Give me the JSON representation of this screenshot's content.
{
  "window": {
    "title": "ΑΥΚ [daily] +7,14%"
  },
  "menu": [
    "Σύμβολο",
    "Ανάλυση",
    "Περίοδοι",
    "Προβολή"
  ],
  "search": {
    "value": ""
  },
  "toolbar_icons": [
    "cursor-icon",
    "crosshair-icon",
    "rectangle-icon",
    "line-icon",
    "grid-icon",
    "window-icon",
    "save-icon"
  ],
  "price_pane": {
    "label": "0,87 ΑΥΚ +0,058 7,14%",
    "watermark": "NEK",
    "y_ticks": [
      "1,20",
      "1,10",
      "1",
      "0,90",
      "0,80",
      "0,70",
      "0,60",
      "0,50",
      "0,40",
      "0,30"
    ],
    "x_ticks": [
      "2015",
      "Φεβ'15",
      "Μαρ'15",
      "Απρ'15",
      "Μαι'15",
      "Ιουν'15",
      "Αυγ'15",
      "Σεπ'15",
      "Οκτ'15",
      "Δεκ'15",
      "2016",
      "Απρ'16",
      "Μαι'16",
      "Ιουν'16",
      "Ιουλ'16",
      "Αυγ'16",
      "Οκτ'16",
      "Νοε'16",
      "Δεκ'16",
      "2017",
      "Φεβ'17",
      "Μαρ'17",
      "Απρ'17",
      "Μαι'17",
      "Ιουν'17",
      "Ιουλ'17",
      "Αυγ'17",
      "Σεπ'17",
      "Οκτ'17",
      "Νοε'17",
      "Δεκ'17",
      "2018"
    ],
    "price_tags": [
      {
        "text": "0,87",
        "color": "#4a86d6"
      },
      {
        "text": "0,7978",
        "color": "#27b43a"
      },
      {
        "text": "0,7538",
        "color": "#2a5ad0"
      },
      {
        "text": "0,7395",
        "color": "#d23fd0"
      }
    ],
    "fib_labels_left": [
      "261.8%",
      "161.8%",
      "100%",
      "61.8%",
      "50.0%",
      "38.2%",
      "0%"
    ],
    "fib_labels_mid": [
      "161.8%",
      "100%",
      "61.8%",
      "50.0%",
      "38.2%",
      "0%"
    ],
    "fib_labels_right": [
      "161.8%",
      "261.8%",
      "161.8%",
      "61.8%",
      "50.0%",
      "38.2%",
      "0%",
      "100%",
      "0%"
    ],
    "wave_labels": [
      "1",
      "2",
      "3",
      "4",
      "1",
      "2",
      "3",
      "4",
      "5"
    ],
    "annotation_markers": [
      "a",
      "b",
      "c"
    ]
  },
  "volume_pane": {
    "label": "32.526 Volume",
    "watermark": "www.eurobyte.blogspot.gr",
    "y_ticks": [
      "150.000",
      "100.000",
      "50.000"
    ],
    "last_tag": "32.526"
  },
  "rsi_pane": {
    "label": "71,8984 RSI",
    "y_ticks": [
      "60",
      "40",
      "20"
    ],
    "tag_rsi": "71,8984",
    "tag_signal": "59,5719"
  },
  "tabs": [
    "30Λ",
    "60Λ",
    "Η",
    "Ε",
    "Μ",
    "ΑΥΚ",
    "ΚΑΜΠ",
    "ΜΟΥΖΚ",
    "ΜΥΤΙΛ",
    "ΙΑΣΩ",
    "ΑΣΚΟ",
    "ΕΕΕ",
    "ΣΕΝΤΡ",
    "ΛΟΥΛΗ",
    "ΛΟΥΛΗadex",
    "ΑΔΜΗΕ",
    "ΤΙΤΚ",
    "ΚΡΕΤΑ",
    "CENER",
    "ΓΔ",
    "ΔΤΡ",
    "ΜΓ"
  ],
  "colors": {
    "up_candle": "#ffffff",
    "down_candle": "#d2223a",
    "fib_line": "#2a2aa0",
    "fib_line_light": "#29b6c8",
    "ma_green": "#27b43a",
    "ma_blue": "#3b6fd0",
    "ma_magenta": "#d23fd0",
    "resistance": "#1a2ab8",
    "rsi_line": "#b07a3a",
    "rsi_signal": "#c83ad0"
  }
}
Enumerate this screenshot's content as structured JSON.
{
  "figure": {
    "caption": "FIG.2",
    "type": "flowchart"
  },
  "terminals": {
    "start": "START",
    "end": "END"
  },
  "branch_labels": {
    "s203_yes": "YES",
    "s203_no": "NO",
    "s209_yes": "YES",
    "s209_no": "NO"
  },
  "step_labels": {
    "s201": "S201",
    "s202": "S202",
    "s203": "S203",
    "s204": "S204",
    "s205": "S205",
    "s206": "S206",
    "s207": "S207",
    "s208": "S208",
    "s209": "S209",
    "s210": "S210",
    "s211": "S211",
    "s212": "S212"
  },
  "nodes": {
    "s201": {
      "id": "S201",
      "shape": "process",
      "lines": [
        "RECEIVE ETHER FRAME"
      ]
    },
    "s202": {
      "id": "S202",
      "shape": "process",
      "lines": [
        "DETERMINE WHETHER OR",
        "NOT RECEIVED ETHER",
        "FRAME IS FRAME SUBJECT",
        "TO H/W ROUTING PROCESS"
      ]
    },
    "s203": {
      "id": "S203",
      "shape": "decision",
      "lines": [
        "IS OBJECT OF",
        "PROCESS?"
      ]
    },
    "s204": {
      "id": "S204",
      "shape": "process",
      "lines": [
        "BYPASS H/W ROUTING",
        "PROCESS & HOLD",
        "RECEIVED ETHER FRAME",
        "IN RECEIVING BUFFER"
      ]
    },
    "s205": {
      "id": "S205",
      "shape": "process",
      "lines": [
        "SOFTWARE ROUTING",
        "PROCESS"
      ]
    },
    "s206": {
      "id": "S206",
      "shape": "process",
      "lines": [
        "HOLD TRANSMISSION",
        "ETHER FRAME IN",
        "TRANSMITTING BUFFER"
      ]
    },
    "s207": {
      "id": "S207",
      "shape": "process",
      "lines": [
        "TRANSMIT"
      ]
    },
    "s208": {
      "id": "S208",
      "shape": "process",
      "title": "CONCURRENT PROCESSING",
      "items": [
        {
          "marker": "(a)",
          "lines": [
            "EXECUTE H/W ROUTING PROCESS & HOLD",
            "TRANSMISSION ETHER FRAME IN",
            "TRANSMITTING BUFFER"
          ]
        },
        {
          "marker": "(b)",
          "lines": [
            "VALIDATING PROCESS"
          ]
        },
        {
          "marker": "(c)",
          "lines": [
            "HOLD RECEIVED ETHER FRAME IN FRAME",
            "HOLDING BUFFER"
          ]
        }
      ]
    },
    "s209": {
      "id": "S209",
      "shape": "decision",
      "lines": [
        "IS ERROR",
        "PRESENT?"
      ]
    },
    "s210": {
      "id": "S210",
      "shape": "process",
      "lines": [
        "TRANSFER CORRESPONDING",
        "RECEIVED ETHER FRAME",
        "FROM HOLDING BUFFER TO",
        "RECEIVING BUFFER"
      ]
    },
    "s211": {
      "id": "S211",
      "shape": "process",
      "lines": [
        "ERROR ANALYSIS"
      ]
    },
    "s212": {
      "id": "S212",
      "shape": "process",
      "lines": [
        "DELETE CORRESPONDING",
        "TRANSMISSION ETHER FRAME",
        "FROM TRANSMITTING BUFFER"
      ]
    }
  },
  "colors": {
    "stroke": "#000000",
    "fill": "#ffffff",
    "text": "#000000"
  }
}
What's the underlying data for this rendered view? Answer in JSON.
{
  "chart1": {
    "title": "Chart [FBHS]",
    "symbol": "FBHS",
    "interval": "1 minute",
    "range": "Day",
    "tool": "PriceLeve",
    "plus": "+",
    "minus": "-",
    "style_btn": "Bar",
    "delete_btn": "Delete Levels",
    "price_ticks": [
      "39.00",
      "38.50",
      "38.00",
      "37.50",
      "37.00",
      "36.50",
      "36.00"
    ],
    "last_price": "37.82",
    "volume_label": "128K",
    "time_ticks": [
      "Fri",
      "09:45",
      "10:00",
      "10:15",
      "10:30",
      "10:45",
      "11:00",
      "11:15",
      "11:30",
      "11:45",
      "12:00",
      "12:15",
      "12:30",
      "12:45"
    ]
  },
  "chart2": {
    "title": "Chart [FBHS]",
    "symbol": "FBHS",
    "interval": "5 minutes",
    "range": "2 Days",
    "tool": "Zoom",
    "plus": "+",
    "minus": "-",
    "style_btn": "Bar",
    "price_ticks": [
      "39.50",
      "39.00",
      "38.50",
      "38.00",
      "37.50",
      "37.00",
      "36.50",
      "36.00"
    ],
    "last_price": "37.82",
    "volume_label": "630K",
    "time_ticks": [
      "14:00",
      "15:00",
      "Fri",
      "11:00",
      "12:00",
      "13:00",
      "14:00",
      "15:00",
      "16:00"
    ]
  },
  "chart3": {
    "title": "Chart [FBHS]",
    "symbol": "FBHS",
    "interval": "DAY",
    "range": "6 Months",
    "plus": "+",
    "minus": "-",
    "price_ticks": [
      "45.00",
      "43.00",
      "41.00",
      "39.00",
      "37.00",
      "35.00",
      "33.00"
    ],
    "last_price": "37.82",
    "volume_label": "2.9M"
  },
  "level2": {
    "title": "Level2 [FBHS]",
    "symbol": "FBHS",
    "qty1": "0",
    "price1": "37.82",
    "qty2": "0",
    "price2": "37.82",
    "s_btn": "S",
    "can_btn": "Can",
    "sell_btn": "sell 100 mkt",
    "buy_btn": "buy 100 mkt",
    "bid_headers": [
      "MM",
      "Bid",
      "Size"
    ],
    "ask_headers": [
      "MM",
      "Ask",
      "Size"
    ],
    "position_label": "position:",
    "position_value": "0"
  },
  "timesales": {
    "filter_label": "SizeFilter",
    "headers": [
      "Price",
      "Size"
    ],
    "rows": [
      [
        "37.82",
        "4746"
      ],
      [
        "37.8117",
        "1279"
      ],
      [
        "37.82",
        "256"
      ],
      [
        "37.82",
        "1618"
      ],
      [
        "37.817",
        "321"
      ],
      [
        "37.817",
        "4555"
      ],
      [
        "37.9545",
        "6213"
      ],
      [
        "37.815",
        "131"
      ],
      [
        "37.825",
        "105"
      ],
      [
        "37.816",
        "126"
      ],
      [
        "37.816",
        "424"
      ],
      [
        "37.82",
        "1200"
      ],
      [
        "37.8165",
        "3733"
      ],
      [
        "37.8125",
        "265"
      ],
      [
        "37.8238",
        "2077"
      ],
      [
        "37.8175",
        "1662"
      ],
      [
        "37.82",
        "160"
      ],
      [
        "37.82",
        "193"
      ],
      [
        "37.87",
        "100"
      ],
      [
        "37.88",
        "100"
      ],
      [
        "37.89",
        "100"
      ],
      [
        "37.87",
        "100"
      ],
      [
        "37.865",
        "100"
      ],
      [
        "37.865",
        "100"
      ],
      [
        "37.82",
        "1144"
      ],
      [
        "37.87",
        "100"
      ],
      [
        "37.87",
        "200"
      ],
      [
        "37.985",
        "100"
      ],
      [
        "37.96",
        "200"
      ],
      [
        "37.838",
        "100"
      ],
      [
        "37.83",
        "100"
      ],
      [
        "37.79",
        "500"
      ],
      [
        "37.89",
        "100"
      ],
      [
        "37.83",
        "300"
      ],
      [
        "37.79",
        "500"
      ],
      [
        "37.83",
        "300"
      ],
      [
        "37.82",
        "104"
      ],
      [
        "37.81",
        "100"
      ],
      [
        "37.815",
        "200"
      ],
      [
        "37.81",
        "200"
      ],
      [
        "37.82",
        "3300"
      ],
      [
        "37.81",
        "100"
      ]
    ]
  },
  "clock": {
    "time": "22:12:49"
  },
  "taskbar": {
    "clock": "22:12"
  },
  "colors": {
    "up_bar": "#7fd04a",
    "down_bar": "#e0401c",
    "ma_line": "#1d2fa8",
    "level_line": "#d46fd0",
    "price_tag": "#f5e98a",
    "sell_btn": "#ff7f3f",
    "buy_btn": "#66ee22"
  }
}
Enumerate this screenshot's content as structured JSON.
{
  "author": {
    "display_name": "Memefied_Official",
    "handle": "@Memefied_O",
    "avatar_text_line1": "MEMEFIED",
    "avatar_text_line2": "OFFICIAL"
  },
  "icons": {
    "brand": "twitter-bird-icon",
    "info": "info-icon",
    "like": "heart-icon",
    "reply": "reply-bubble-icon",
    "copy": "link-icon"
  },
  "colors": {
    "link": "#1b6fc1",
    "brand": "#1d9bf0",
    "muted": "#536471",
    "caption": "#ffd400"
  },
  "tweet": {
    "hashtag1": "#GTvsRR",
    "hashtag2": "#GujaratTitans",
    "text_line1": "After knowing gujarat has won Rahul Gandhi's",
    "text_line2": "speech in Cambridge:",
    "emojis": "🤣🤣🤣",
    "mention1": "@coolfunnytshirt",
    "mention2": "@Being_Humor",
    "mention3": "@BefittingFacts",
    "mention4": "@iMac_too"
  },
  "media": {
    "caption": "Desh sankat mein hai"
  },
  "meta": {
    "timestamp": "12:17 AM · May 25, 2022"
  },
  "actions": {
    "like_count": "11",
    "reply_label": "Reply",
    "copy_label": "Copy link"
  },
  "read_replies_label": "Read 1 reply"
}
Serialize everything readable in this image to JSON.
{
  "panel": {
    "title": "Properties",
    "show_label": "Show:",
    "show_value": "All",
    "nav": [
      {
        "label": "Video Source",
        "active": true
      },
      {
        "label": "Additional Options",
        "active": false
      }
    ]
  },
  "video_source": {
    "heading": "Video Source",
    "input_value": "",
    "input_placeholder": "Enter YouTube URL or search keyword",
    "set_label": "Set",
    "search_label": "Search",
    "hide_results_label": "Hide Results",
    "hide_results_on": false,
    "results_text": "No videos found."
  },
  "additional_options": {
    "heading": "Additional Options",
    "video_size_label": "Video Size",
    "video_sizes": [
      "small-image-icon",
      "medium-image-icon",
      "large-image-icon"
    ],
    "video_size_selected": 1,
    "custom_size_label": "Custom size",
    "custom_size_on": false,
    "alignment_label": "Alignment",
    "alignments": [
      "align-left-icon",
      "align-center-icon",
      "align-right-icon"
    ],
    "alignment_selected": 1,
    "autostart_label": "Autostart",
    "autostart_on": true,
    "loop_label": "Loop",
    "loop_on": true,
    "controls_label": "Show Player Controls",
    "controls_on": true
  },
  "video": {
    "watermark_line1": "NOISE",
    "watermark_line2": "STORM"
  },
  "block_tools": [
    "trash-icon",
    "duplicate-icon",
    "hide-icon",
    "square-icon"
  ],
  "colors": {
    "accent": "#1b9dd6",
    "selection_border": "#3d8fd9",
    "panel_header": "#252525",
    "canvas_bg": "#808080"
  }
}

What the task asks: Take every line from the records above that has the word "caption" and copy it.

In response:
    "caption": "FIG.2",
    "caption": "#ffd400"
    "caption": "Desh sankat mein hai"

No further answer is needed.